───── Data extract ─────
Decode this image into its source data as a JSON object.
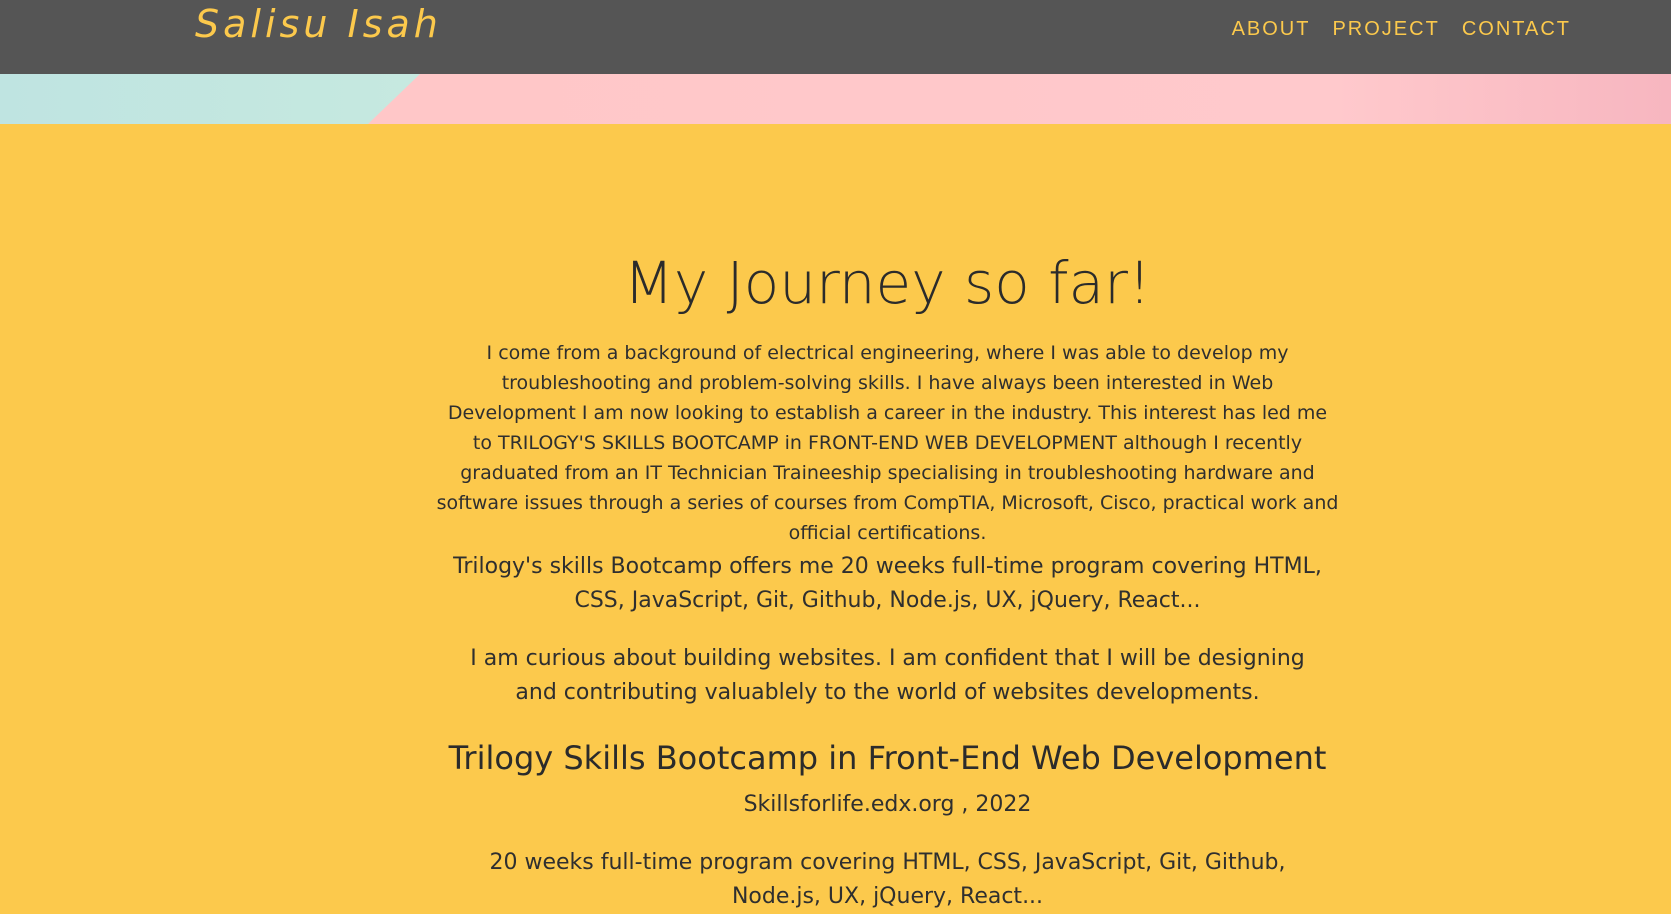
{
  "navbar": {
    "brand": "Salisu Isah",
    "links": [
      "ABOUT",
      "PROJECT",
      "CONTACT"
    ]
  },
  "main": {
    "heading": "My Journey so far!",
    "intro": "I come from a background of electrical engineering, where I was able to develop my troubleshooting and problem-solving skills. I have always been interested in Web Development I am now looking to establish a career in the industry. This interest has led me to TRILOGY'S SKILLS BOOTCAMP in FRONT-END WEB DEVELOPMENT although I recently graduated from an IT Technician Traineeship specialising in troubleshooting hardware and software issues through a series of courses from CompTIA, Microsoft, Cisco, practical work and official certifications.",
    "bootcamp_paragraph": "Trilogy's skills Bootcamp offers me 20 weeks full-time program covering HTML, CSS, JavaScript, Git, Github, Node.js, UX, jQuery, React...",
    "curiosity_paragraph": "I am curious about building websites. I am confident that I will be designing and contributing valuablely to the world of websites developments.",
    "course_title": "Trilogy Skills Bootcamp in Front-End Web Development",
    "course_provider": "Skillsforlife.edx.org , 2022",
    "course_description": "20 weeks full-time program covering HTML, CSS, JavaScript, Git, Github, Node.js, UX, jQuery, React..."
  },
  "colors": {
    "navbar_bg": "#555555",
    "accent_yellow": "#fcc94c",
    "banner_pink": "#ffc6c6",
    "banner_mint": "#bfe4e1",
    "text_dark": "#2b2b2b"
  }
}
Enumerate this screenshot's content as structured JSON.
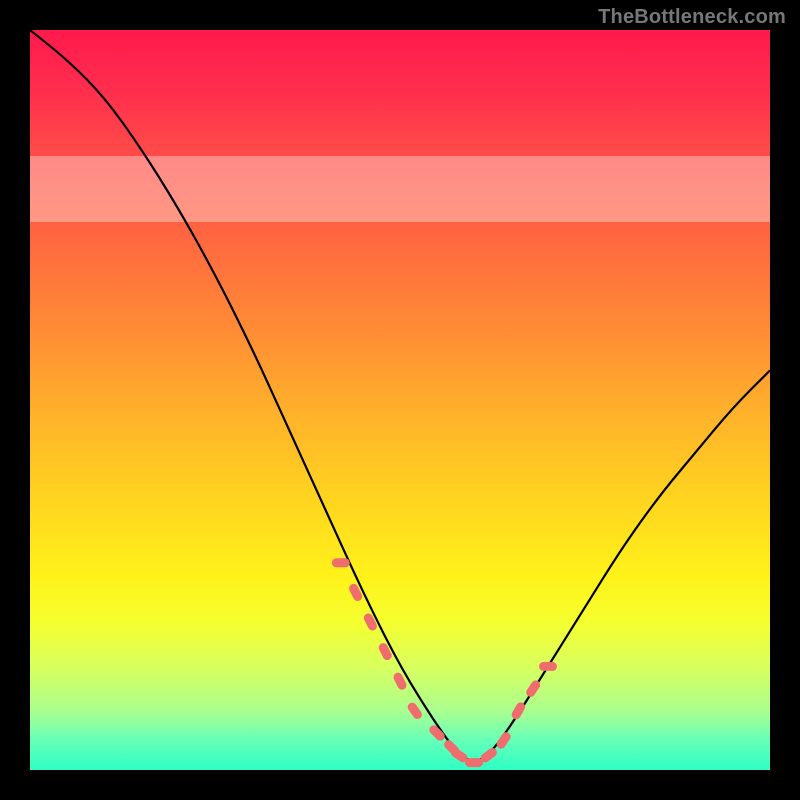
{
  "watermark": "TheBottleneck.com",
  "colors": {
    "background": "#000000",
    "curve": "#000000",
    "marker": "#f06d6d",
    "gradient_top": "#ff1a4d",
    "gradient_bottom": "#2effc5",
    "pale_band": "rgba(255,255,255,0.35)"
  },
  "chart_data": {
    "type": "line",
    "title": "",
    "xlabel": "",
    "ylabel": "",
    "xlim": [
      0,
      100
    ],
    "ylim": [
      0,
      100
    ],
    "series": [
      {
        "name": "bottleneck-curve",
        "x": [
          0,
          5,
          10,
          15,
          20,
          25,
          30,
          35,
          40,
          45,
          50,
          55,
          58,
          60,
          62,
          65,
          70,
          75,
          80,
          85,
          90,
          95,
          100
        ],
        "values": [
          100,
          96,
          91,
          84,
          76,
          67,
          57,
          46,
          35,
          24,
          14,
          6,
          2,
          1,
          2,
          6,
          14,
          22,
          30,
          37,
          43,
          49,
          54
        ]
      }
    ],
    "markers": {
      "name": "highlight-dots",
      "x": [
        42,
        44,
        46,
        48,
        50,
        52,
        55,
        57,
        58,
        60,
        62,
        64,
        66,
        68,
        70
      ],
      "values": [
        28,
        24,
        20,
        16,
        12,
        8,
        5,
        3,
        2,
        1,
        2,
        4,
        8,
        11,
        14
      ]
    },
    "bands": [
      {
        "y_start": 74,
        "y_end": 83
      }
    ]
  }
}
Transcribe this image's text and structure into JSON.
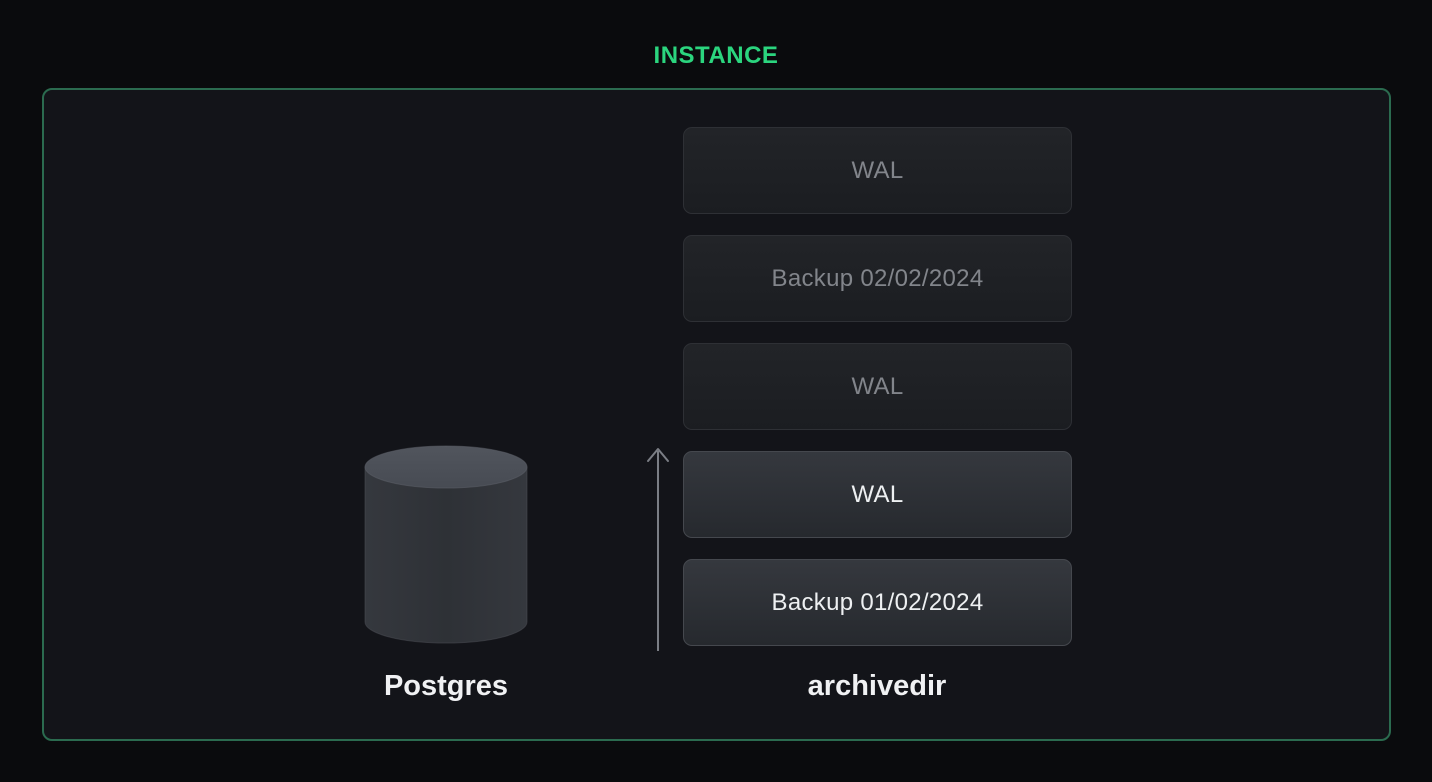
{
  "title": "INSTANCE",
  "colors": {
    "accent_green": "#2bd57e",
    "panel_border_green": "#2b6b4f",
    "canvas_bg": "#0a0b0d",
    "panel_bg": "#131419",
    "active_text": "#eef0f2",
    "dim_text": "#82858b"
  },
  "database": {
    "icon": "database-cylinder-icon",
    "label": "Postgres"
  },
  "archive": {
    "label": "archivedir",
    "arrow_icon": "arrow-up-icon",
    "items": [
      {
        "label": "WAL",
        "state": "dim"
      },
      {
        "label": "Backup 02/02/2024",
        "state": "dim"
      },
      {
        "label": "WAL",
        "state": "dim"
      },
      {
        "label": "WAL",
        "state": "active"
      },
      {
        "label": "Backup 01/02/2024",
        "state": "active"
      }
    ]
  }
}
─────
▶ Directions
Extract each line from the entries above that contains the string "into".

▶ Finished task
Decode this image into its source data as a JSON object.
Transcribe this image's text and structure into JSON.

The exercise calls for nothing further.